__Problem details__.
Quote all of the data that follows exactly as written, skipping the images.
## START Dataset
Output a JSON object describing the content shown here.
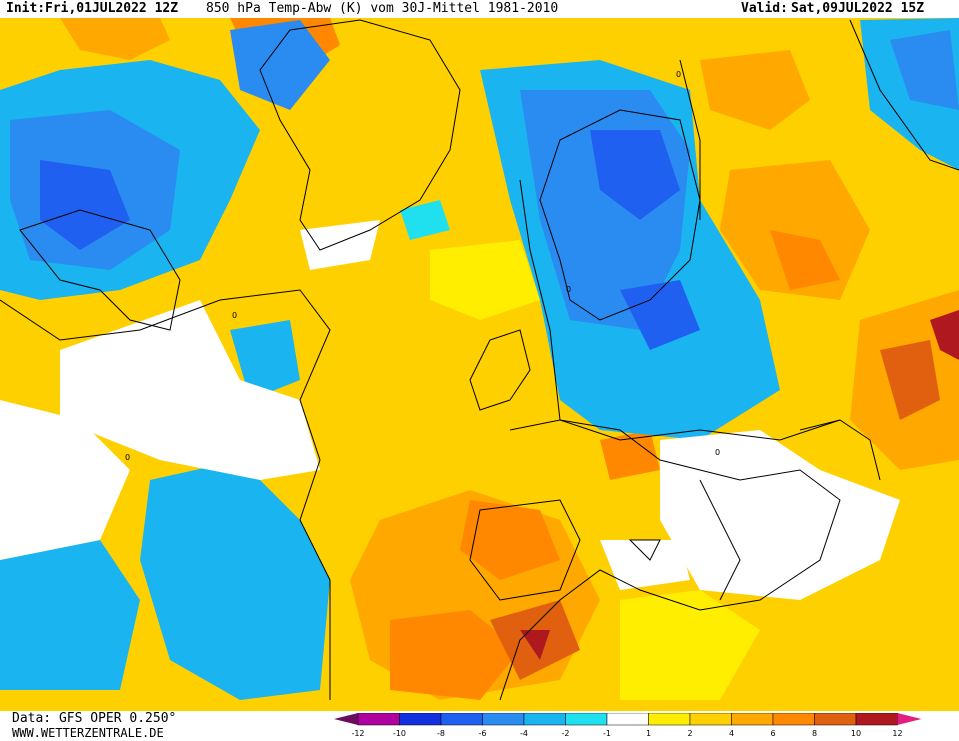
{
  "header": {
    "init_label": "Init:",
    "init_value": "Fri,01JUL2022 12Z",
    "title": "850 hPa Temp-Abw (K) vom 30J-Mittel 1981-2010",
    "valid_label": "Valid:",
    "valid_value": "Sat,09JUL2022 15Z"
  },
  "footer": {
    "data_source": "Data: GFS OPER 0.250°",
    "website": "WWW.WETTERZENTRALE.DE"
  },
  "legend": {
    "ticks": [
      "-12",
      "-10",
      "-8",
      "-6",
      "-4",
      "-2",
      "-1",
      "1",
      "2",
      "4",
      "6",
      "8",
      "10",
      "12"
    ],
    "colors": [
      "#6a0d5e",
      "#b0009f",
      "#1230e0",
      "#2060f0",
      "#2a8cf0",
      "#1ab4f0",
      "#20e0f0",
      "#ffffff",
      "#ffee00",
      "#ffd000",
      "#ffa800",
      "#ff8800",
      "#e06010",
      "#b01820",
      "#e02080"
    ]
  },
  "map": {
    "contour_label": "0"
  }
}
## END Dataset
__Final result__.
Output a JSON object describing the content shown here.
{
  "header": {
    "init_label": "Init:",
    "init_value": "Fri,01JUL2022 12Z",
    "title": "850 hPa Temp-Abw (K) vom 30J-Mittel 1981-2010",
    "valid_label": "Valid:",
    "valid_value": "Sat,09JUL2022 15Z"
  },
  "footer": {
    "data_source": "Data: GFS OPER 0.250°",
    "website": "WWW.WETTERZENTRALE.DE"
  },
  "legend": {
    "ticks": [
      "-12",
      "-10",
      "-8",
      "-6",
      "-4",
      "-2",
      "-1",
      "1",
      "2",
      "4",
      "6",
      "8",
      "10",
      "12"
    ],
    "colors": [
      "#6a0d5e",
      "#b0009f",
      "#1230e0",
      "#2060f0",
      "#2a8cf0",
      "#1ab4f0",
      "#20e0f0",
      "#ffffff",
      "#ffee00",
      "#ffd000",
      "#ffa800",
      "#ff8800",
      "#e06010",
      "#b01820",
      "#e02080"
    ]
  },
  "map": {
    "contour_label": "0"
  }
}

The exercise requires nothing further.